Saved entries
--- begin ---

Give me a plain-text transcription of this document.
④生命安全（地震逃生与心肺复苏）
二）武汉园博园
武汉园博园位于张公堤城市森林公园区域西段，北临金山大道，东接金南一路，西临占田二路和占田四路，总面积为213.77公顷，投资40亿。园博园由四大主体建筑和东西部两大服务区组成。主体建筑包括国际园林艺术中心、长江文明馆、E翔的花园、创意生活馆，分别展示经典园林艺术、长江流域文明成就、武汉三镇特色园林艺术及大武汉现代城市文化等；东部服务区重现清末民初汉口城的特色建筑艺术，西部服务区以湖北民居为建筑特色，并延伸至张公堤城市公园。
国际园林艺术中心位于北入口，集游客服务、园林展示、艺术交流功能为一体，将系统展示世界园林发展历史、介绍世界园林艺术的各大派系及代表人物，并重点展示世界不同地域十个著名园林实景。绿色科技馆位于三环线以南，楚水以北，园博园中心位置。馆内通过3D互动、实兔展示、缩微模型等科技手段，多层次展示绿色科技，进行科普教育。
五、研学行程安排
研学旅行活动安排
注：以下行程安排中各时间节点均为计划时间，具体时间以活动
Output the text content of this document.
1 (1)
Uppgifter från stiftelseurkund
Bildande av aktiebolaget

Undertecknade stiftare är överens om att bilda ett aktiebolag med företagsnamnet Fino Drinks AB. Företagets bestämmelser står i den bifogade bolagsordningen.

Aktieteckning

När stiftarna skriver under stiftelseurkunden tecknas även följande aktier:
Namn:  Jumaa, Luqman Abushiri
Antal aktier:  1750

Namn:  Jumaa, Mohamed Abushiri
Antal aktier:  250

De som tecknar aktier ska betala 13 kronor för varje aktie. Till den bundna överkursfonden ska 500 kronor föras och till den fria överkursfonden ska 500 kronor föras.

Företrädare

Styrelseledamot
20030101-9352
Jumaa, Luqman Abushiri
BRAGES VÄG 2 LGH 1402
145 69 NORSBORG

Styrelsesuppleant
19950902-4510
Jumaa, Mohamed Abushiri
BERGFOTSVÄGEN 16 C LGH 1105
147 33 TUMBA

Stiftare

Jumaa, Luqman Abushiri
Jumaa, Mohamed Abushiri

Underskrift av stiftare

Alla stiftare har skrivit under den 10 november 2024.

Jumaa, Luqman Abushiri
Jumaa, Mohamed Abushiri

--- end ---

> [What you need to do]: Write out every record, exactly as written.

> [Solution]:
Give me a plain-text transcription of this document.
④生命安全（地震逃生与心肺复苏）
二）武汉园博园
武汉园博园位于张公堤城市森林公园区域西段，北临金山大道，东接金南一路，西临占田二路和占田四路，总面积为213.77公顷，投资40亿。园博园由四大主体建筑和东西部两大服务区组成。主体建筑包括国际园林艺术中心、长江文明馆、E翔的花园、创意生活馆，分别展示经典园林艺术、长江流域文明成就、武汉三镇特色园林艺术及大武汉现代城市文化等；东部服务区重现清末民初汉口城的特色建筑艺术，西部服务区以湖北民居为建筑特色，并延伸至张公堤城市公园。
国际园林艺术中心位于北入口，集游客服务、园林展示、艺术交流功能为一体，将系统展示世界园林发展历史、介绍世界园林艺术的各大派系及代表人物，并重点展示世界不同地域十个著名园林实景。绿色科技馆位于三环线以南，楚水以北，园博园中心位置。馆内通过3D互动、实兔展示、缩微模型等科技手段，多层次展示绿色科技，进行科普教育。
五、研学行程安排
研学旅行活动安排
注：以下行程安排中各时间节点均为计划时间，具体时间以活动
Output the text content of this document.
1 (1)
Uppgifter från stiftelseurkund
Bildande av aktiebolaget

Undertecknade stiftare är överens om att bilda ett aktiebolag med företagsnamnet Fino Drinks AB. Företagets bestämmelser står i den bifogade bolagsordningen.

Aktieteckning

När stiftarna skriver under stiftelseurkunden tecknas även följande aktier:
Namn:  Jumaa, Luqman Abushiri
Antal aktier:  1750

Namn:  Jumaa, Mohamed Abushiri
Antal aktier:  250

De som tecknar aktier ska betala 13 kronor för varje aktie. Till den bundna överkursfonden ska 500 kronor föras och till den fria överkursfonden ska 500 kronor föras.

Företrädare

Styrelseledamot
20030101-9352
Jumaa, Luqman Abushiri
BRAGES VÄG 2 LGH 1402
145 69 NORSBORG

Styrelsesuppleant
19950902-4510
Jumaa, Mohamed Abushiri
BERGFOTSVÄGEN 16 C LGH 1105
147 33 TUMBA

Stiftare

Jumaa, Luqman Abushiri
Jumaa, Mohamed Abushiri

Underskrift av stiftare

Alla stiftare har skrivit under den 10 november 2024.

Jumaa, Luqman Abushiri
Jumaa, Mohamed Abushiri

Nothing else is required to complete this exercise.